## Goal
Copy all of the records below verbatim.

## Listed records
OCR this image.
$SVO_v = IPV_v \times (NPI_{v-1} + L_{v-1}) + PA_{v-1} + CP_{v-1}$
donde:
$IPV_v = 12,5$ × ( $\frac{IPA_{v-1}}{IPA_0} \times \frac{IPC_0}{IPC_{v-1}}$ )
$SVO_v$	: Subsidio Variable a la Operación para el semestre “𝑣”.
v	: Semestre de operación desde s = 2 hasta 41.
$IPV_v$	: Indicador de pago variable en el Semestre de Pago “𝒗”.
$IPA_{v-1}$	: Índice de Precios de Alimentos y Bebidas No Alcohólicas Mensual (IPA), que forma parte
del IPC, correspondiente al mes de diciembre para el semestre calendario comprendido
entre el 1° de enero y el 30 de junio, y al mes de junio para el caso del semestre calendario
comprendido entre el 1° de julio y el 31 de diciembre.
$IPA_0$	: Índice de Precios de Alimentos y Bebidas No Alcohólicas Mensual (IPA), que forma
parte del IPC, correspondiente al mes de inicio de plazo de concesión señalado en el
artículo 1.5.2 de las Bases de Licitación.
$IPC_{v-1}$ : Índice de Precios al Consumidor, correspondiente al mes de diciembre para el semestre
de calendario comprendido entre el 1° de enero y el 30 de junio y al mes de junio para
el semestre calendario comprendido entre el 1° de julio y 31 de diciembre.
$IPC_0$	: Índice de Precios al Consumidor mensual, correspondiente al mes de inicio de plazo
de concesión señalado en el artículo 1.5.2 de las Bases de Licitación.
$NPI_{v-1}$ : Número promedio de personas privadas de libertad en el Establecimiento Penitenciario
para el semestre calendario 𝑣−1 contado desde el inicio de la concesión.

## Response to this task
OCR this image.
$SVO_v = IPV_v \times (NPI_{v-1} + L_{v-1}) + PA_{v-1} + CP_{v-1}$
donde:
$IPV_v = 12,5$ × ( $\frac{IPA_{v-1}}{IPA_0} \times \frac{IPC_0}{IPC_{v-1}}$ )
$SVO_v$	: Subsidio Variable a la Operación para el semestre “𝑣”.
v	: Semestre de operación desde s = 2 hasta 41.
$IPV_v$	: Indicador de pago variable en el Semestre de Pago “𝒗”.
$IPA_{v-1}$	: Índice de Precios de Alimentos y Bebidas No Alcohólicas Mensual (IPA), que forma parte
del IPC, correspondiente al mes de diciembre para el semestre calendario comprendido
entre el 1° de enero y el 30 de junio, y al mes de junio para el caso del semestre calendario
comprendido entre el 1° de julio y el 31 de diciembre.
$IPA_0$	: Índice de Precios de Alimentos y Bebidas No Alcohólicas Mensual (IPA), que forma
parte del IPC, correspondiente al mes de inicio de plazo de concesión señalado en el
artículo 1.5.2 de las Bases de Licitación.
$IPC_{v-1}$ : Índice de Precios al Consumidor, correspondiente al mes de diciembre para el semestre
de calendario comprendido entre el 1° de enero y el 30 de junio y al mes de junio para
el semestre calendario comprendido entre el 1° de julio y 31 de diciembre.
$IPC_0$	: Índice de Precios al Consumidor mensual, correspondiente al mes de inicio de plazo
de concesión señalado en el artículo 1.5.2 de las Bases de Licitación.
$NPI_{v-1}$ : Número promedio de personas privadas de libertad en el Establecimiento Penitenciario
para el semestre calendario 𝑣−1 contado desde el inicio de la concesión.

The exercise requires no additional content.